# START OF EXCERPTED RECORDS

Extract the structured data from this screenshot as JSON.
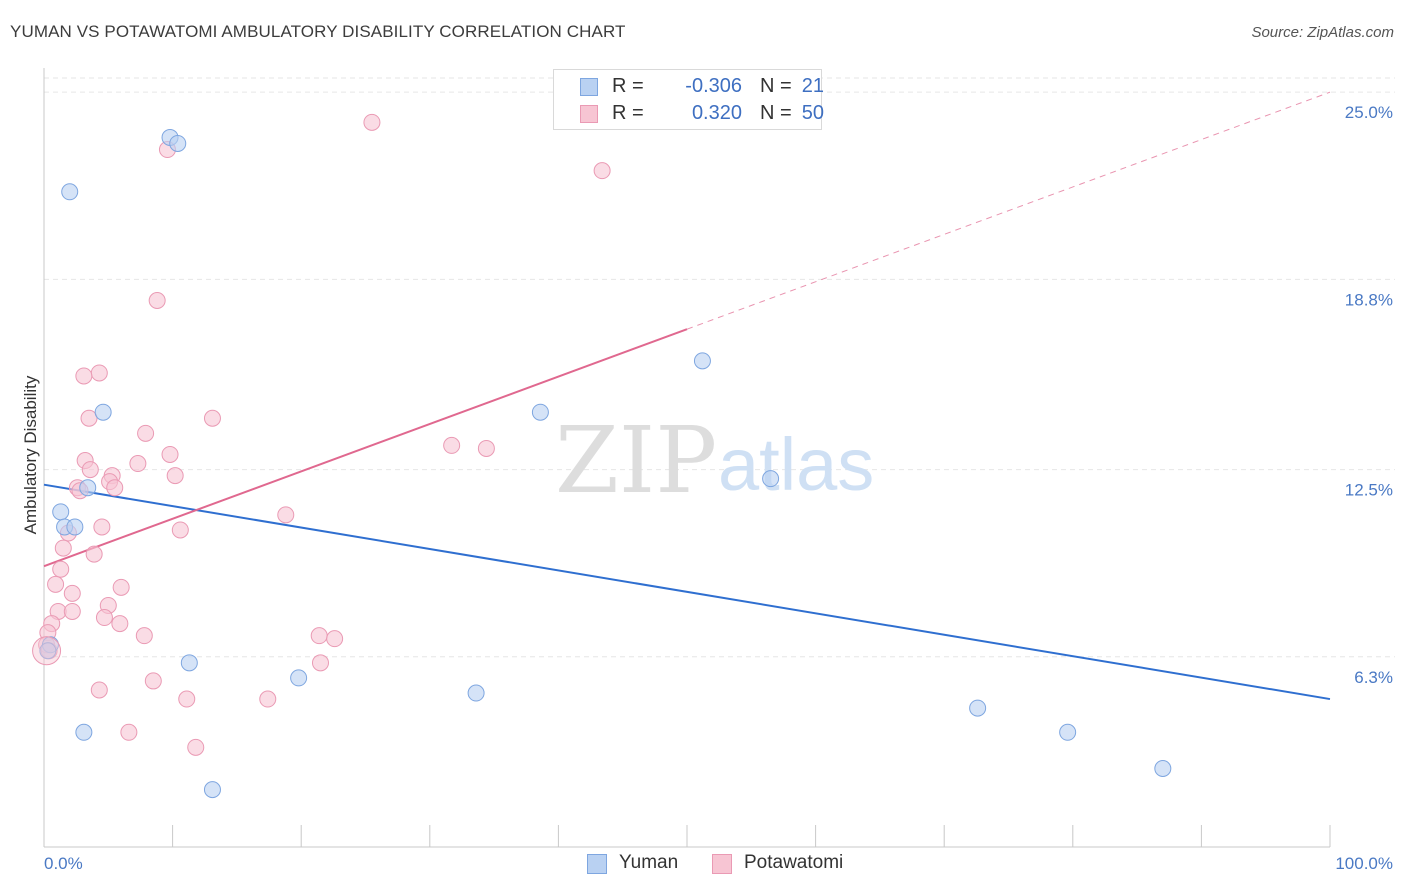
{
  "title": "YUMAN VS POTAWATOMI AMBULATORY DISABILITY CORRELATION CHART",
  "source": "Source: ZipAtlas.com",
  "watermark": {
    "zip": "ZIP",
    "atlas": "atlas"
  },
  "colors": {
    "yuman_fill": "#b9d1f2",
    "yuman_stroke": "#7ea6e0",
    "yuman_line": "#2f6fd0",
    "potawatomi_fill": "#f7c5d3",
    "potawatomi_stroke": "#ea9ab4",
    "potawatomi_line": "#e0688f",
    "tick_label": "#4a79c4",
    "grid": "#e6e6e6"
  },
  "legend": {
    "rows": [
      {
        "series": "Yuman",
        "r_label": "R =",
        "r_value": "-0.306",
        "n_label": "N =",
        "n_value": "21"
      },
      {
        "series": "Potawatomi",
        "r_label": "R =",
        "r_value": "0.320",
        "n_label": "N =",
        "n_value": "50"
      }
    ]
  },
  "bottom_legend": [
    {
      "label": "Yuman"
    },
    {
      "label": "Potawatomi"
    }
  ],
  "chart_data": {
    "type": "scatter",
    "title": "YUMAN VS POTAWATOMI AMBULATORY DISABILITY CORRELATION CHART",
    "xlabel": "",
    "ylabel": "Ambulatory Disability",
    "xlim": [
      0,
      100
    ],
    "ylim": [
      0,
      25.8
    ],
    "x_tick_labels": [
      "0.0%",
      "100.0%"
    ],
    "y_ticks": [
      {
        "value": 6.3,
        "label": "6.3%"
      },
      {
        "value": 12.5,
        "label": "12.5%"
      },
      {
        "value": 18.8,
        "label": "18.8%"
      },
      {
        "value": 25.0,
        "label": "25.0%"
      }
    ],
    "series": [
      {
        "name": "Yuman",
        "color": "#b9d1f2",
        "points": [
          [
            0.5,
            6.7
          ],
          [
            1.3,
            11.1
          ],
          [
            1.6,
            10.6
          ],
          [
            2.0,
            21.7
          ],
          [
            2.4,
            10.6
          ],
          [
            3.1,
            3.8
          ],
          [
            3.4,
            11.9
          ],
          [
            4.6,
            14.4
          ],
          [
            9.8,
            23.5
          ],
          [
            10.4,
            23.3
          ],
          [
            11.3,
            6.1
          ],
          [
            13.1,
            1.9
          ],
          [
            19.8,
            5.6
          ],
          [
            33.6,
            5.1
          ],
          [
            38.6,
            14.4
          ],
          [
            51.2,
            16.1
          ],
          [
            56.5,
            12.2
          ],
          [
            72.6,
            4.6
          ],
          [
            79.6,
            3.8
          ],
          [
            87.0,
            2.6
          ],
          [
            0.3,
            6.5
          ]
        ],
        "trend": {
          "x0": 0,
          "y0": 12.0,
          "x1": 100,
          "y1": 4.9
        }
      },
      {
        "name": "Potawatomi",
        "color": "#f7c5d3",
        "points": [
          [
            25.5,
            24.0
          ],
          [
            9.6,
            23.1
          ],
          [
            43.4,
            22.4
          ],
          [
            8.8,
            18.1
          ],
          [
            4.3,
            15.7
          ],
          [
            3.1,
            15.6
          ],
          [
            3.5,
            14.2
          ],
          [
            13.1,
            14.2
          ],
          [
            7.9,
            13.7
          ],
          [
            31.7,
            13.3
          ],
          [
            34.4,
            13.2
          ],
          [
            9.8,
            13.0
          ],
          [
            3.2,
            12.8
          ],
          [
            7.3,
            12.7
          ],
          [
            3.6,
            12.5
          ],
          [
            10.2,
            12.3
          ],
          [
            5.3,
            12.3
          ],
          [
            5.1,
            12.1
          ],
          [
            2.6,
            11.9
          ],
          [
            5.5,
            11.9
          ],
          [
            2.8,
            11.8
          ],
          [
            18.8,
            11.0
          ],
          [
            4.5,
            10.6
          ],
          [
            10.6,
            10.5
          ],
          [
            1.9,
            10.4
          ],
          [
            1.5,
            9.9
          ],
          [
            3.9,
            9.7
          ],
          [
            1.3,
            9.2
          ],
          [
            0.9,
            8.7
          ],
          [
            6.0,
            8.6
          ],
          [
            2.2,
            8.4
          ],
          [
            5.0,
            8.0
          ],
          [
            1.1,
            7.8
          ],
          [
            2.2,
            7.8
          ],
          [
            4.7,
            7.6
          ],
          [
            5.9,
            7.4
          ],
          [
            0.6,
            7.4
          ],
          [
            0.3,
            7.1
          ],
          [
            7.8,
            7.0
          ],
          [
            21.4,
            7.0
          ],
          [
            22.6,
            6.9
          ],
          [
            0.2,
            6.7
          ],
          [
            0.4,
            6.5
          ],
          [
            21.5,
            6.1
          ],
          [
            8.5,
            5.5
          ],
          [
            4.3,
            5.2
          ],
          [
            11.1,
            4.9
          ],
          [
            17.4,
            4.9
          ],
          [
            6.6,
            3.8
          ],
          [
            11.8,
            3.3
          ]
        ],
        "trend": {
          "x0": 0,
          "y0": 9.3,
          "x1": 100,
          "y1": 25.0,
          "solid_until_x": 50
        }
      }
    ]
  }
}
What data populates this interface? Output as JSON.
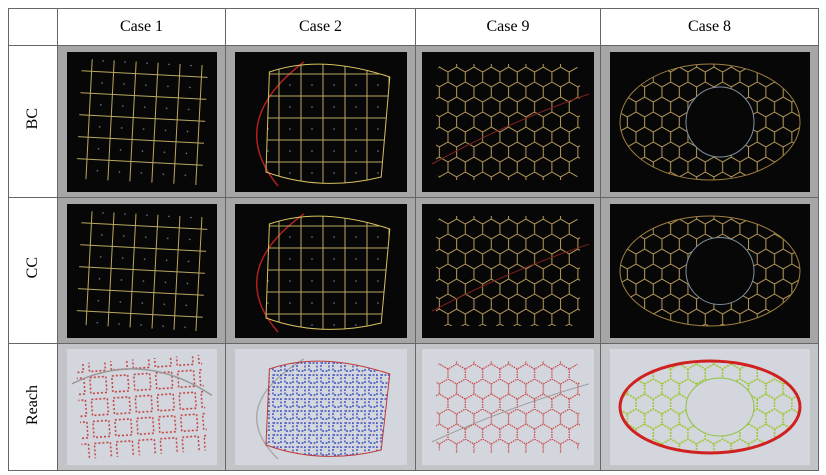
{
  "table": {
    "columns": [
      "Case 1",
      "Case 2",
      "Case 9",
      "Case 8"
    ],
    "rows": [
      "BC",
      "CC",
      "Reach"
    ]
  }
}
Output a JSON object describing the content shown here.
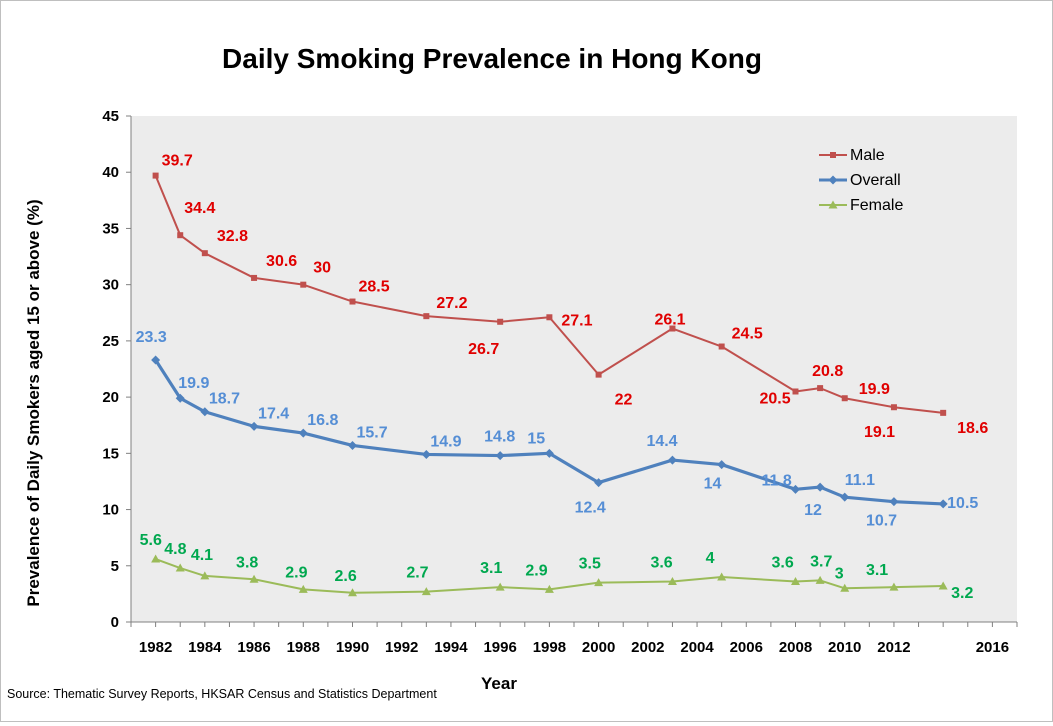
{
  "chart_data": {
    "type": "line",
    "title": "Daily Smoking Prevalence in Hong Kong",
    "xlabel": "Year",
    "ylabel": "Prevalence of Daily Smokers aged 15 or above (%)",
    "xlim": [
      1981,
      2017
    ],
    "ylim": [
      0,
      45
    ],
    "xticks": [
      1982,
      1984,
      1986,
      1988,
      1990,
      1992,
      1994,
      1996,
      1998,
      2000,
      2002,
      2004,
      2006,
      2008,
      2010,
      2012,
      2016
    ],
    "yticks": [
      0,
      5,
      10,
      15,
      20,
      25,
      30,
      35,
      40,
      45
    ],
    "grid": false,
    "legend_position": "top-right",
    "source": "Source: Thematic Survey Reports, HKSAR Census and Statistics Department",
    "series": [
      {
        "name": "Male",
        "color": "#c0504d",
        "label_color": "#e00000",
        "marker": "square",
        "x": [
          1982,
          1983,
          1984,
          1986,
          1988,
          1990,
          1993,
          1996,
          1998,
          2000,
          2003,
          2005,
          2008,
          2009,
          2010,
          2012,
          2014
        ],
        "values": [
          39.7,
          34.4,
          32.8,
          30.6,
          30,
          28.5,
          27.2,
          26.7,
          27.1,
          22,
          26.1,
          24.5,
          20.5,
          20.8,
          19.9,
          19.1,
          18.6
        ],
        "labels": [
          "39.7",
          "34.4",
          "32.8",
          "30.6",
          "30",
          "28.5",
          "27.2",
          "26.7",
          "27.1",
          "22",
          "26.1",
          "24.5",
          "20.5",
          "20.8",
          "19.9",
          "19.1",
          "18.6"
        ]
      },
      {
        "name": "Overall",
        "color": "#4f81bd",
        "label_color": "#558ed5",
        "marker": "diamond",
        "x": [
          1982,
          1983,
          1984,
          1986,
          1988,
          1990,
          1993,
          1996,
          1998,
          2000,
          2003,
          2005,
          2008,
          2009,
          2010,
          2012,
          2014
        ],
        "values": [
          23.3,
          19.9,
          18.7,
          17.4,
          16.8,
          15.7,
          14.9,
          14.8,
          15,
          12.4,
          14.4,
          14,
          11.8,
          12,
          11.1,
          10.7,
          10.5
        ],
        "labels": [
          "23.3",
          "19.9",
          "18.7",
          "17.4",
          "16.8",
          "15.7",
          "14.9",
          "14.8",
          "15",
          "12.4",
          "14.4",
          "14",
          "11.8",
          "12",
          "11.1",
          "10.7",
          "10.5"
        ]
      },
      {
        "name": "Female",
        "color": "#9bbb59",
        "label_color": "#00a84f",
        "marker": "triangle",
        "x": [
          1982,
          1983,
          1984,
          1986,
          1988,
          1990,
          1993,
          1996,
          1998,
          2000,
          2003,
          2005,
          2008,
          2009,
          2010,
          2012,
          2014
        ],
        "values": [
          5.6,
          4.8,
          4.1,
          3.8,
          2.9,
          2.6,
          2.7,
          3.1,
          2.9,
          3.5,
          3.6,
          4,
          3.6,
          3.7,
          3,
          3.1,
          3.2
        ],
        "labels": [
          "5.6",
          "4.8",
          "4.1",
          "3.8",
          "2.9",
          "2.6",
          "2.7",
          "3.1",
          "2.9",
          "3.5",
          "3.6",
          "4",
          "3.6",
          "3.7",
          "3",
          "3.1",
          "3.2"
        ]
      }
    ]
  }
}
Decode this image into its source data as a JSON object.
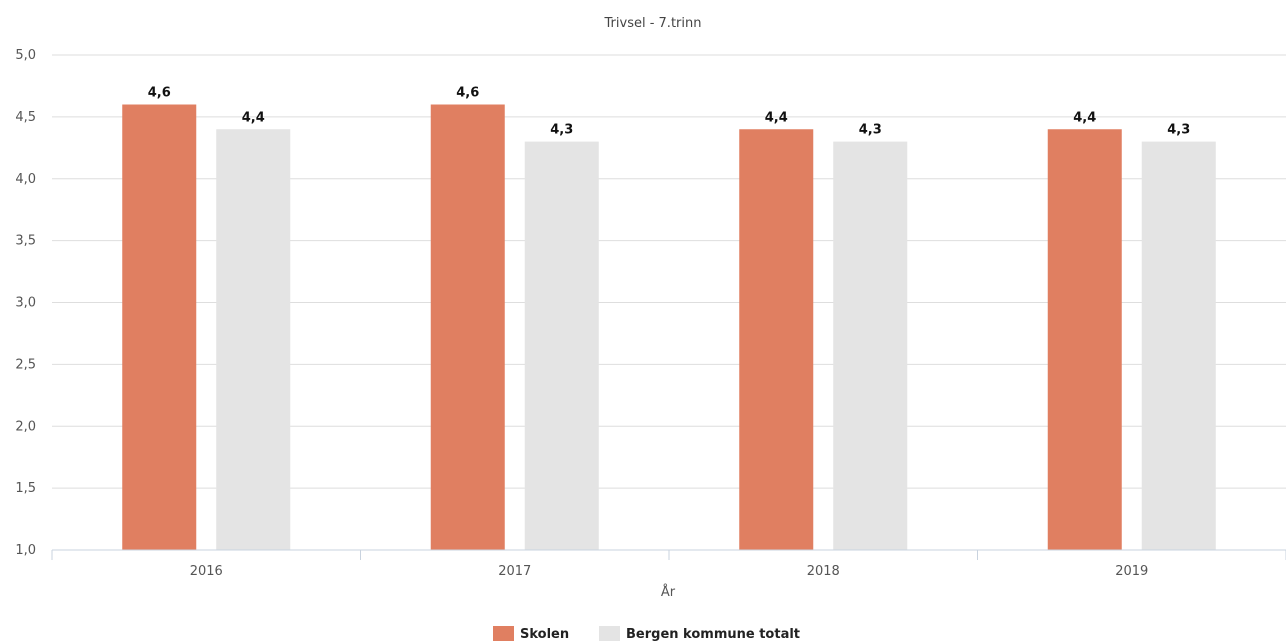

# END OF EXCERPTED RECORDS

Show the lines of the material that contain the word "object".

RESULT OF THE TASK
Output a JSON object describing the content shown here.
Decode this image into its source data as a JSON object.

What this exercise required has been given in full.